Task to carry out:
In the article on the WannaCry ransomware attack, how much bitcoin did the hackers initially demand?

Hackers who locked files on 200,000 computers globally and asked for a bitcoin ransom payment to unlock them, have only made around $50,000, an industry source told CNBC, despite the large scale of the attack.

On Friday, a virus known as WannaCry infected machines across 150 countries. It's known as ransomware which is a malicious piece of software that encrypts a user's files then demands them pay money to unlock them. In this case, the hackers asked for $300 worth of bitcoin.

James Smith, CEO of Elliptic, a London-based start-up that helps law enforcement agencies track criminals using the cryptocurrency, said his company had uncovered that since Friday, around $50,000 worth of bitcoin payments have been made to the hackers by 7 a.m. ET on Monday. This was up from $45,000 at 4 a.m. ET.

"We have seen the number of payments start to go up today," Smith told CNBC Monday.

After 72 hours from when the attack started on Friday, the hackers said the fine would double to $600, and after seven days, the files would be permanently locked.

"We think over the course of today as we approach the first deadline where fines double we will see a bigger increase (in bitcoin payments)," Smith added.

The amount paid so far is still a small amount despite the global nature and scale of the attack. Security experts and government agencies have been urging people not to pay the ransom.

Why payments have been slow

One of the major reasons for the slow payments is perhaps because many people wouldn't know how to obtain and pay in bitcoin.

"If a business is told it needs to pay this amount of bitcoin, most companies will be asking what bitcoin is … it's not straightforward," Smith explained.

Obtaining large amounts of the cryptocurrency might take some time, and then setting up an account via a bitcoin wallet and exchange would also require a long onboarding process.

At the same time, researchers have seen no evidence that paying the cybercriminals necessarily unlocks your files.

"The decryption process itself is problematic, to say the least," cybersecurity firm Check Point said in a blog post on Sunday.

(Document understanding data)

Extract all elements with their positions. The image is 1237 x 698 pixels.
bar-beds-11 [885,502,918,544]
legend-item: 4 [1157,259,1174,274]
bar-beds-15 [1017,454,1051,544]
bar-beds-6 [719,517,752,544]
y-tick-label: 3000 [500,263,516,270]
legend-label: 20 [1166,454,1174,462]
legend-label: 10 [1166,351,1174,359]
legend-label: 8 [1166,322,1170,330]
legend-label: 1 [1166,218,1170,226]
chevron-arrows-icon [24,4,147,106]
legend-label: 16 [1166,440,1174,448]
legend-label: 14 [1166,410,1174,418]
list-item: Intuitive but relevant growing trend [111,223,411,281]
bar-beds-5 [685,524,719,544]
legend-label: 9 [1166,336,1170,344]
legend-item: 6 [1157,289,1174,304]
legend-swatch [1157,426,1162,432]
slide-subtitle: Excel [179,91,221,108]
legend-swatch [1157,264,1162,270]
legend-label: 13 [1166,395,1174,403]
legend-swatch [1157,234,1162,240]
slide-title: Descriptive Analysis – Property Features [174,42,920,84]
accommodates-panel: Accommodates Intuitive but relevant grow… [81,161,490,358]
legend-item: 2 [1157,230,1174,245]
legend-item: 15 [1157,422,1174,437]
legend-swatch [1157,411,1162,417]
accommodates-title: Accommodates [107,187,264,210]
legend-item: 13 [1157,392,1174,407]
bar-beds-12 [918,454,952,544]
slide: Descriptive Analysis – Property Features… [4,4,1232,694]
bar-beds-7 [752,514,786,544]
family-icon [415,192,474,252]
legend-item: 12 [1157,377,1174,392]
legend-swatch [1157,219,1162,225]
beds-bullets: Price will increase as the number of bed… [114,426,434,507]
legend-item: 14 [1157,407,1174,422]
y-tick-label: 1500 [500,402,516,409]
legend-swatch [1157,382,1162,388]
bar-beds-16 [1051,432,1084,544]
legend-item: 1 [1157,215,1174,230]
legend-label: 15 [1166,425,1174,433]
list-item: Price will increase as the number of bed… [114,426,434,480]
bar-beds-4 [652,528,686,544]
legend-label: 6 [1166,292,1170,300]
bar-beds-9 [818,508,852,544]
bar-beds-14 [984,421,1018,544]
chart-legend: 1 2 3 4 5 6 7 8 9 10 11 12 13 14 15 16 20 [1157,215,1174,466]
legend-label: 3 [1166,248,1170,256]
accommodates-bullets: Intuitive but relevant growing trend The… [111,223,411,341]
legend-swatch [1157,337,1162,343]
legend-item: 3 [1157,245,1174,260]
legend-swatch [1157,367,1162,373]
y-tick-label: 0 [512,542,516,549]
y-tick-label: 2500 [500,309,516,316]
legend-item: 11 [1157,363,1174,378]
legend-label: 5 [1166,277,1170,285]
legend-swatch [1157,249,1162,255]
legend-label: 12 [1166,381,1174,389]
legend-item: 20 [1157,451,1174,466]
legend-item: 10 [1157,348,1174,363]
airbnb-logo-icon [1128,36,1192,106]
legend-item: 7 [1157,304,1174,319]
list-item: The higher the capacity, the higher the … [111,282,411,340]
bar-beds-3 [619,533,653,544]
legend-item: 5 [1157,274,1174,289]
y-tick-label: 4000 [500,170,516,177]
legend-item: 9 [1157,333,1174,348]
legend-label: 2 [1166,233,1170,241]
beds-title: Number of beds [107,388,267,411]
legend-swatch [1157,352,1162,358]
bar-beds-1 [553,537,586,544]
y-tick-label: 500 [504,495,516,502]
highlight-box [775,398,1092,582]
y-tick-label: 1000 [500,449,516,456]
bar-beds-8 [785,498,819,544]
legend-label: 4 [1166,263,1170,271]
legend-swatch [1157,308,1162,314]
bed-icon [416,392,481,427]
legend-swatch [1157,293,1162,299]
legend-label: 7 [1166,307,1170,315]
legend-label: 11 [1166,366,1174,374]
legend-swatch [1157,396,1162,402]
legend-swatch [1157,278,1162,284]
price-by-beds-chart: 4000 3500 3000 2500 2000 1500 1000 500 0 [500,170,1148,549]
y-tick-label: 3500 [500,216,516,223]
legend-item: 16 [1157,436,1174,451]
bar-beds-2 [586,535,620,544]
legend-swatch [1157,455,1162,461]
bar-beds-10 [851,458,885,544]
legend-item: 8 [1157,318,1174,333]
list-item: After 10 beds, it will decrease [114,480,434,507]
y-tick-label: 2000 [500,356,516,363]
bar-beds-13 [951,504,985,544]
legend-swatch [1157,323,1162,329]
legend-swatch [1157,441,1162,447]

Your response:
$300 worth of bitcoin.